Exercise directions:
Locate each line of the material that contains "text", then return it.

======== Records for the task ========

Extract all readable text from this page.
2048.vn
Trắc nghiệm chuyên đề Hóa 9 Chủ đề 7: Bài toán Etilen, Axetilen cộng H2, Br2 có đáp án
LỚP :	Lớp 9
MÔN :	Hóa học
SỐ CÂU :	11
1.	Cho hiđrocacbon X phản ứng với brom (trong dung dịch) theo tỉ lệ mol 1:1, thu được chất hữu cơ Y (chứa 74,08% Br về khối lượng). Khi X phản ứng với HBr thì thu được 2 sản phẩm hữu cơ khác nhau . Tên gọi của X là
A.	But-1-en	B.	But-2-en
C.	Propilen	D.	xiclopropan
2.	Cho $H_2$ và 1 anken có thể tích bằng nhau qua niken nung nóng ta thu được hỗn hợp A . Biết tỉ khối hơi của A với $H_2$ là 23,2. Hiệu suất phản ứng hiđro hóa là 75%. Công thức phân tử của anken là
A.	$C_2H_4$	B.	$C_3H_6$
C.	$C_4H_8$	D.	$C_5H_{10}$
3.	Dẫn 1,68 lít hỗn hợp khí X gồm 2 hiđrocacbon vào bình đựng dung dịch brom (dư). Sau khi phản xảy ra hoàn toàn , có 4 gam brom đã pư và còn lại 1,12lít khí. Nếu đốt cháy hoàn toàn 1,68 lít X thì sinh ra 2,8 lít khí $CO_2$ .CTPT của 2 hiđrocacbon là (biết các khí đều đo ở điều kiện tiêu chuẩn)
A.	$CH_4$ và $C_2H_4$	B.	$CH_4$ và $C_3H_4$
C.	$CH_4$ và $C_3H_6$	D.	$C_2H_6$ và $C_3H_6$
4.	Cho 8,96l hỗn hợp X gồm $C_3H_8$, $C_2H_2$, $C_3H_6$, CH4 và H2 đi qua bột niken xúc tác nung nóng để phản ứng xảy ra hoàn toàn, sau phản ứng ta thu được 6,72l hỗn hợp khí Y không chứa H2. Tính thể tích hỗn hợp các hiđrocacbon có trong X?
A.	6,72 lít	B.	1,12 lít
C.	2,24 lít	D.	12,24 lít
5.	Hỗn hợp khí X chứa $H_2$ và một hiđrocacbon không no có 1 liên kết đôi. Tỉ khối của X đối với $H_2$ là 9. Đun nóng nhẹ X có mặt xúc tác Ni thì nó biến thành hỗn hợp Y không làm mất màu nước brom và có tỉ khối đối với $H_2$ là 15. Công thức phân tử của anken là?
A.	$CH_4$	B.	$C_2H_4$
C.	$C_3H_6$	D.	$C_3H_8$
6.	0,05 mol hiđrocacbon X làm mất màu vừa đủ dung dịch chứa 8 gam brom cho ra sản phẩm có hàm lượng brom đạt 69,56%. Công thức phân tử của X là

========
======== Records for the task ========

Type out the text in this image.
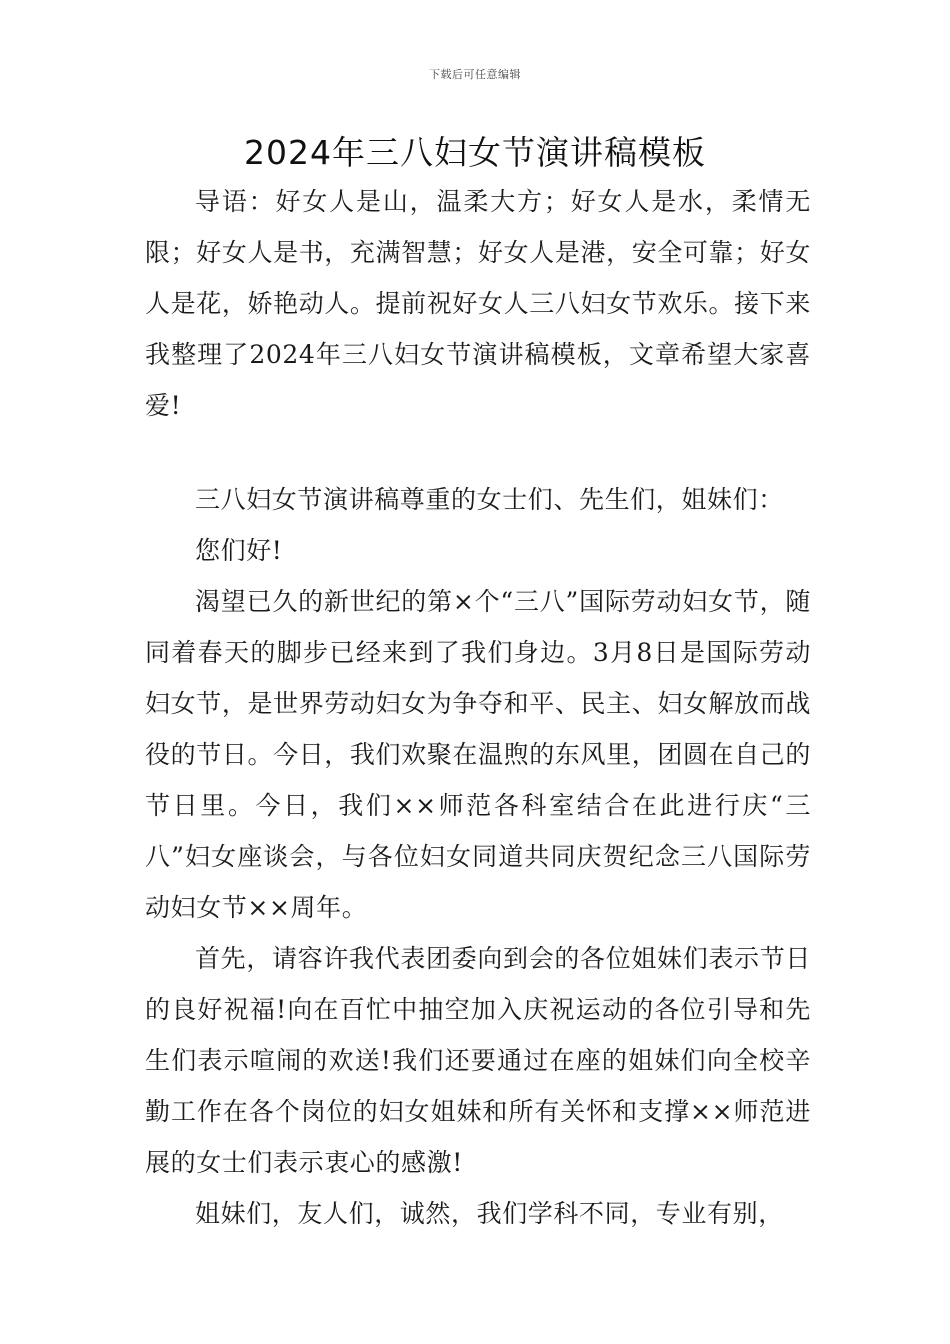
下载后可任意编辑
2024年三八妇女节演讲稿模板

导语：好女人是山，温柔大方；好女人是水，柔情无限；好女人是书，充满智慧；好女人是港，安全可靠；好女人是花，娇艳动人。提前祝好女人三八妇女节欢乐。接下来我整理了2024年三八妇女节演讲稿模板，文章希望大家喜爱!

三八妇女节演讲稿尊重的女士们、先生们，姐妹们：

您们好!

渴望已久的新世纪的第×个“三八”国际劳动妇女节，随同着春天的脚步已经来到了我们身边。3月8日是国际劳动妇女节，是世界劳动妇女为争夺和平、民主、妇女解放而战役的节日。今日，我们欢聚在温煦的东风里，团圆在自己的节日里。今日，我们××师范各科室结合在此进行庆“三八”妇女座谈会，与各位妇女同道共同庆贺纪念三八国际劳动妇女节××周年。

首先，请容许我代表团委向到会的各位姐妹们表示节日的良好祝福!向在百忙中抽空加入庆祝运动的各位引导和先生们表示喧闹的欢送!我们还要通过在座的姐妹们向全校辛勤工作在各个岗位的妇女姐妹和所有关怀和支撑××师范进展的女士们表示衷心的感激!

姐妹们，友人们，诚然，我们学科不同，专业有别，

========

Answer to this problem:
Extract all readable text from this page.
Type out the text in this image.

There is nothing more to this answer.